- The request
Write out the lines exactly as they appear, from the start of the records through the line holding "bar [377, 56, 405, 314]", inclusive.

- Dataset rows
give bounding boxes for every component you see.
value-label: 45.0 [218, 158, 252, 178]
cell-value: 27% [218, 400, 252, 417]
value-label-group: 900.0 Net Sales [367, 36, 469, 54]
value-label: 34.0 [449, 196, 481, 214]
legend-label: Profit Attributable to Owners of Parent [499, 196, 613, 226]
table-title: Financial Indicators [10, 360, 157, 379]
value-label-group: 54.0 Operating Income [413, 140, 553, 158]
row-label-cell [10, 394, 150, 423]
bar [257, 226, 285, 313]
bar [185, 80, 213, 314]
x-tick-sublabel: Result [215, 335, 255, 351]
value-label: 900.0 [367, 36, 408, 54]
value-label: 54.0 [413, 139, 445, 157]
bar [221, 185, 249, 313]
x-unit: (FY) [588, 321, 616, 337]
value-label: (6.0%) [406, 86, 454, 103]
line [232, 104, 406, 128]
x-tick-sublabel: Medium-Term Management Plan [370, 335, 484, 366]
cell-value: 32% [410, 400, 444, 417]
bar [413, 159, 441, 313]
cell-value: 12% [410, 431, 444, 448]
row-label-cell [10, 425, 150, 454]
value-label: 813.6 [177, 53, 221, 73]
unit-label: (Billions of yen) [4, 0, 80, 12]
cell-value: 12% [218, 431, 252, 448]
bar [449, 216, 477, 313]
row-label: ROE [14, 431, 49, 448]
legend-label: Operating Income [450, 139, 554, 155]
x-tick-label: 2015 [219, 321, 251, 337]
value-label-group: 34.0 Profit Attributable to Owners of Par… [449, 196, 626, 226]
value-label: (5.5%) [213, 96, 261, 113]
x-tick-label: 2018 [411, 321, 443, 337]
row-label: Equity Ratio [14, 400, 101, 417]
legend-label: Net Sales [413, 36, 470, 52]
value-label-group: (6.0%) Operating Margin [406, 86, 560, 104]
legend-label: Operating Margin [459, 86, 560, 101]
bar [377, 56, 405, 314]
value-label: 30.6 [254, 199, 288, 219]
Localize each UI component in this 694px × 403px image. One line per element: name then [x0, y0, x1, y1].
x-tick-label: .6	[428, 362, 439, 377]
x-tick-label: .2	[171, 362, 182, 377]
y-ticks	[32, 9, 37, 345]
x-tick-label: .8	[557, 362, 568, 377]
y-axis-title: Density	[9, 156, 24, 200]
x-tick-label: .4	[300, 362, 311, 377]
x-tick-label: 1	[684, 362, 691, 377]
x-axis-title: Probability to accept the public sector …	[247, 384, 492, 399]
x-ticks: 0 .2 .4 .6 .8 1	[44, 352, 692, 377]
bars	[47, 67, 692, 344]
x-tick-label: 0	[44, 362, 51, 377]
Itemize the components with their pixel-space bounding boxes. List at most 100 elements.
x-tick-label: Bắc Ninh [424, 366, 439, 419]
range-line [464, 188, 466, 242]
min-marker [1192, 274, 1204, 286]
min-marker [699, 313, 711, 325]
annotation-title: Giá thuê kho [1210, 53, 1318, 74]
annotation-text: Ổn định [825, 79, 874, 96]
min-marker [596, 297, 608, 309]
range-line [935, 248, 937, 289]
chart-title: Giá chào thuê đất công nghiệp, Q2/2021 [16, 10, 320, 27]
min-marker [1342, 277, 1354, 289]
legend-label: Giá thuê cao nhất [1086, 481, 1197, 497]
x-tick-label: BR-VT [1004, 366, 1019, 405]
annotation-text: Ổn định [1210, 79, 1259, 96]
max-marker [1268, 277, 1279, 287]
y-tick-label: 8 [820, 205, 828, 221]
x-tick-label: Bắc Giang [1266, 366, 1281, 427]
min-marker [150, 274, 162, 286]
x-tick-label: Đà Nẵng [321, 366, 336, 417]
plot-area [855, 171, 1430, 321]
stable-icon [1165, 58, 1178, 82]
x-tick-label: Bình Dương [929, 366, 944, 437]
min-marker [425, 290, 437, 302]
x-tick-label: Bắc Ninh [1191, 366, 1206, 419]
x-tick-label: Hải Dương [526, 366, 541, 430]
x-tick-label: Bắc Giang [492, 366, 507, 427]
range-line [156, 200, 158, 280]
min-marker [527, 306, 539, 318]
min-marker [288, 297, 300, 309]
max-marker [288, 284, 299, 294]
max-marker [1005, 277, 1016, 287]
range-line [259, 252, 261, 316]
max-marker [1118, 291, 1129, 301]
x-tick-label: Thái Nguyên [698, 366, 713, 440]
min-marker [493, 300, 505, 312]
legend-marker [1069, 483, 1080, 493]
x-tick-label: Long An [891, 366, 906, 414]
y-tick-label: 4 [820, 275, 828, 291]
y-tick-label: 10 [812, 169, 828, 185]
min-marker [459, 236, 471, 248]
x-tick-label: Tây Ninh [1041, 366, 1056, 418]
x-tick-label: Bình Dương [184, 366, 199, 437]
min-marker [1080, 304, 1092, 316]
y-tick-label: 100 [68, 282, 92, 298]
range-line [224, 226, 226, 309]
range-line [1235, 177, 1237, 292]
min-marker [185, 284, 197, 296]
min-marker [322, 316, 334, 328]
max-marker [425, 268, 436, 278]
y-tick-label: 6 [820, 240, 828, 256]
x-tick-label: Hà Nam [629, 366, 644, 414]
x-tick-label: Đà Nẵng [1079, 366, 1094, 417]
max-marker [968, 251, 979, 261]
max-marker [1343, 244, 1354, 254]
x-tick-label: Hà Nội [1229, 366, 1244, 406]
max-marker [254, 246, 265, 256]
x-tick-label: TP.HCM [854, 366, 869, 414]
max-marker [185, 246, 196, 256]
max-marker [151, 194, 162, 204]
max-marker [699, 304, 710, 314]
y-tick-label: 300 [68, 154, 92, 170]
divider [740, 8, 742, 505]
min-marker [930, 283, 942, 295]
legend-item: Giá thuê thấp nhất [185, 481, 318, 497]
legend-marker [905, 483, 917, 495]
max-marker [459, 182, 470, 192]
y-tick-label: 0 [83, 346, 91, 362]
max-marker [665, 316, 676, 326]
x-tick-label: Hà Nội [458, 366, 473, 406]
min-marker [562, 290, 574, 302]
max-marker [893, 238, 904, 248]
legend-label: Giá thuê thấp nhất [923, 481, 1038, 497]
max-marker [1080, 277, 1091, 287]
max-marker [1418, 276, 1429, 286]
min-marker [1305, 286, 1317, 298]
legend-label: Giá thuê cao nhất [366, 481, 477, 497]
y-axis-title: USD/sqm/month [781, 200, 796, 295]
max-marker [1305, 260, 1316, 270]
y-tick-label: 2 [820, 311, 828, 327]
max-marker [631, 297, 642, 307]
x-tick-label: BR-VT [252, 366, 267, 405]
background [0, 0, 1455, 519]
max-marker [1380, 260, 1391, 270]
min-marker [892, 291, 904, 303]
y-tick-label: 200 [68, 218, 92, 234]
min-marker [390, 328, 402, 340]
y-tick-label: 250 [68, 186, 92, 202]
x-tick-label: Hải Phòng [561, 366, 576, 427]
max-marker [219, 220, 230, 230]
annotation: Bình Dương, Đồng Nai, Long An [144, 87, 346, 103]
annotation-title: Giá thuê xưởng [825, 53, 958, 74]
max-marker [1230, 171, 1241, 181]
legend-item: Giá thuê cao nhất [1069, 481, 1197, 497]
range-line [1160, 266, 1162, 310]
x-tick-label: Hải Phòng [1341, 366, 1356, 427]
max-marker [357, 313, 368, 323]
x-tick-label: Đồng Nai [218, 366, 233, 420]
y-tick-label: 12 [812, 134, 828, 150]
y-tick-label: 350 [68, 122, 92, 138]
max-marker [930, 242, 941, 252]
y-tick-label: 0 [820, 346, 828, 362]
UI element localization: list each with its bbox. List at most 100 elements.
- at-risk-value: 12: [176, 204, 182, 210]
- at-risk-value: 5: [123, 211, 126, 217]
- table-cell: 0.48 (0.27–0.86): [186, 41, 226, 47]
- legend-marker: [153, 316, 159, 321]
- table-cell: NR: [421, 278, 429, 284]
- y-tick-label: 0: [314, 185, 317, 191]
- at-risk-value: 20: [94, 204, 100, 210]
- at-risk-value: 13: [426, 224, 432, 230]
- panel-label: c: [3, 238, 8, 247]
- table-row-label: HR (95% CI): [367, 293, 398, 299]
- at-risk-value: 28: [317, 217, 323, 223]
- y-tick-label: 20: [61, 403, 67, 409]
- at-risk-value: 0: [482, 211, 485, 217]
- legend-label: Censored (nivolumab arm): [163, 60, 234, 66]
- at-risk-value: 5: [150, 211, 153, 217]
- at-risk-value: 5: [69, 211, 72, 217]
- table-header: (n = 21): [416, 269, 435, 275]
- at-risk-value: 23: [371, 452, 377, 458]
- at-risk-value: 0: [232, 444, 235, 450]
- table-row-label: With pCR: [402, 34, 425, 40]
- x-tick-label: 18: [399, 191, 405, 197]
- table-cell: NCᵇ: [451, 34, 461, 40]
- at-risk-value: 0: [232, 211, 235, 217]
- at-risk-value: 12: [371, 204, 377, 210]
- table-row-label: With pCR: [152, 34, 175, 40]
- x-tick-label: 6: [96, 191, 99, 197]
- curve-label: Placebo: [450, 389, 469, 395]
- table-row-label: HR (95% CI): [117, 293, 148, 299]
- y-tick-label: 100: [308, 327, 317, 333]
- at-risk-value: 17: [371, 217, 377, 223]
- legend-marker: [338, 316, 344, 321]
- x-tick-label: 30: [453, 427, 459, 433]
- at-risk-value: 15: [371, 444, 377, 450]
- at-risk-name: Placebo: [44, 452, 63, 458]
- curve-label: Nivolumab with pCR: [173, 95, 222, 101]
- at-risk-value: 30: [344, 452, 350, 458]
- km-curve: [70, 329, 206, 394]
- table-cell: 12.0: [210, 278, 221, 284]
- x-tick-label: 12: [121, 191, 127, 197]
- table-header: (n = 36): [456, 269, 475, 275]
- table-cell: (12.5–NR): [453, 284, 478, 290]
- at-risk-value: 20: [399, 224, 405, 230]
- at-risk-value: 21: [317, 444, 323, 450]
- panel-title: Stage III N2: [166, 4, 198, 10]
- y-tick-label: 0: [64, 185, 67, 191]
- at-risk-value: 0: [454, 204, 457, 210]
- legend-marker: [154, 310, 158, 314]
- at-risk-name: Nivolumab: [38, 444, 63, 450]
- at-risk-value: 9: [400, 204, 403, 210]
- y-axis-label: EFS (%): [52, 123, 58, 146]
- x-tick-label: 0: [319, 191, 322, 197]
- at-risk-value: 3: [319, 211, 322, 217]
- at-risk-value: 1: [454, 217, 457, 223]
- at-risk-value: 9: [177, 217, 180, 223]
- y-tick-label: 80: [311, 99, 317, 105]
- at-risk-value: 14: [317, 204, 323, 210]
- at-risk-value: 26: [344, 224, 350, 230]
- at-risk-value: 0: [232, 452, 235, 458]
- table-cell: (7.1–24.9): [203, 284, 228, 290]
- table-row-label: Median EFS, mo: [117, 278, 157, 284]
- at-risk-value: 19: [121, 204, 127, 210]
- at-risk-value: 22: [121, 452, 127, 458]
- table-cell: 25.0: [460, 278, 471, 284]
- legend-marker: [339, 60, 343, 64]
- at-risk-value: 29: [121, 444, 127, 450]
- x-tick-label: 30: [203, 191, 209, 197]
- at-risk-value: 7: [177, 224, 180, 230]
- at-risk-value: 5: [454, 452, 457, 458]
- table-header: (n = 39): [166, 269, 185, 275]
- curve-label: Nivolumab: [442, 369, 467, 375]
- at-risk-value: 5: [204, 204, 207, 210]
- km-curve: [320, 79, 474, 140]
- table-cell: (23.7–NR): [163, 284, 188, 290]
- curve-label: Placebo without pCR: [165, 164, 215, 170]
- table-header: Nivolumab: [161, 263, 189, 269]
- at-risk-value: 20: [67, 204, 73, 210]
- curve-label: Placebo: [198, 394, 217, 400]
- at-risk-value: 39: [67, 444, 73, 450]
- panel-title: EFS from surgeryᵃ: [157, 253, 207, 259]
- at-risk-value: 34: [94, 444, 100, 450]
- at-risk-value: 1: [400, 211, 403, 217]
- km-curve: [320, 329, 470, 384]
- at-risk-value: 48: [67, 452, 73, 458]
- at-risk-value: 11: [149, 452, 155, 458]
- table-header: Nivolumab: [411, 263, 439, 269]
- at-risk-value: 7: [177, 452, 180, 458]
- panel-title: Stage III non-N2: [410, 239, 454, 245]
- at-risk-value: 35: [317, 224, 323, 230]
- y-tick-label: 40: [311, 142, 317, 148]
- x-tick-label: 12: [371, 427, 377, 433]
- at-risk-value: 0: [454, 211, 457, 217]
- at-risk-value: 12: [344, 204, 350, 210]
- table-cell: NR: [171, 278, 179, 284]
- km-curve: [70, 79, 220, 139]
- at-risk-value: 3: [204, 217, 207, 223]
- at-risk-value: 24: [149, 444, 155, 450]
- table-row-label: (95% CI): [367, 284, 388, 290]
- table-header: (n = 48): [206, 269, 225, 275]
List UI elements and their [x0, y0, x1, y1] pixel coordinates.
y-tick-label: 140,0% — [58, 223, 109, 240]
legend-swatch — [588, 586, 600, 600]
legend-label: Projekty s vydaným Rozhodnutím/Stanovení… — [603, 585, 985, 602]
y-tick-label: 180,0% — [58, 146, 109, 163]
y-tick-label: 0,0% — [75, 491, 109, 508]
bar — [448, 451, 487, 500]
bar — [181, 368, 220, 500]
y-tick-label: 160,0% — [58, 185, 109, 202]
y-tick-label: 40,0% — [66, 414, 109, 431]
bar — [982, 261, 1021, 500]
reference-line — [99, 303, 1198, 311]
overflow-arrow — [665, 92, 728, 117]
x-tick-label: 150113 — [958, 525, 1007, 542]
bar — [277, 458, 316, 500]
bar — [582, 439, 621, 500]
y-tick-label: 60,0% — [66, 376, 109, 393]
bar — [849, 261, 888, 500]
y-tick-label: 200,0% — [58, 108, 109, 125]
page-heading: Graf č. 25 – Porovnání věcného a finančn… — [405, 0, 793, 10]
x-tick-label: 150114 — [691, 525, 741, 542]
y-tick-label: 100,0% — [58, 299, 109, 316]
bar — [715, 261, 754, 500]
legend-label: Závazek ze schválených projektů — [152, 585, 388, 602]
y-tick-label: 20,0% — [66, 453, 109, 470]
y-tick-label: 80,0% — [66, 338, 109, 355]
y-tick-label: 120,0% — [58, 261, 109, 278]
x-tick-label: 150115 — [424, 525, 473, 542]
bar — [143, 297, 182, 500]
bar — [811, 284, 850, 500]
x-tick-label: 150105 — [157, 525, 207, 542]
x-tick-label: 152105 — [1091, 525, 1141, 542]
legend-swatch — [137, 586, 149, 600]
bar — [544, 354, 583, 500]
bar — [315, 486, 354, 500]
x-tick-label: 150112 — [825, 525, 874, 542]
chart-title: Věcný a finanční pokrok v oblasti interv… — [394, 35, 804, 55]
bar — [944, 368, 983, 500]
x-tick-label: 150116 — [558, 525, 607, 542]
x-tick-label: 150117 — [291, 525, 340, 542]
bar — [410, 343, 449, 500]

- Answer to this exercise
give bounding boxes for every component you see.
value-label: 45.0 [218, 158, 252, 178]
cell-value: 27% [218, 400, 252, 417]
value-label-group: 900.0 Net Sales [367, 36, 469, 54]
value-label: 34.0 [449, 196, 481, 214]
legend-label: Profit Attributable to Owners of Parent [499, 196, 613, 226]
table-title: Financial Indicators [10, 360, 157, 379]
value-label-group: 54.0 Operating Income [413, 140, 553, 158]
row-label-cell [10, 394, 150, 423]
bar [257, 226, 285, 313]
bar [185, 80, 213, 314]
x-tick-sublabel: Result [215, 335, 255, 351]
value-label: 900.0 [367, 36, 408, 54]
value-label: 54.0 [413, 139, 445, 157]
bar [221, 185, 249, 313]
x-unit: (FY) [588, 321, 616, 337]
value-label: (6.0%) [406, 86, 454, 103]
line [232, 104, 406, 128]
x-tick-sublabel: Medium-Term Management Plan [370, 335, 484, 366]
cell-value: 32% [410, 400, 444, 417]
bar [413, 159, 441, 313]
cell-value: 12% [410, 431, 444, 448]
row-label-cell [10, 425, 150, 454]
value-label: 813.6 [177, 53, 221, 73]
unit-label: (Billions of yen) [4, 0, 80, 12]
cell-value: 12% [218, 431, 252, 448]
bar [449, 216, 477, 313]
row-label: ROE [14, 431, 49, 448]
legend-label: Operating Income [450, 139, 554, 155]
x-tick-label: 2015 [219, 321, 251, 337]
value-label-group: 34.0 Profit Attributable to Owners of Par… [449, 196, 626, 226]
value-label: (5.5%) [213, 96, 261, 113]
x-tick-label: 2018 [411, 321, 443, 337]
row-label: Equity Ratio [14, 400, 101, 417]
legend-label: Net Sales [413, 36, 470, 52]
value-label-group: (6.0%) Operating Margin [406, 86, 560, 104]
legend-label: Operating Margin [459, 86, 560, 101]
bar [377, 56, 405, 314]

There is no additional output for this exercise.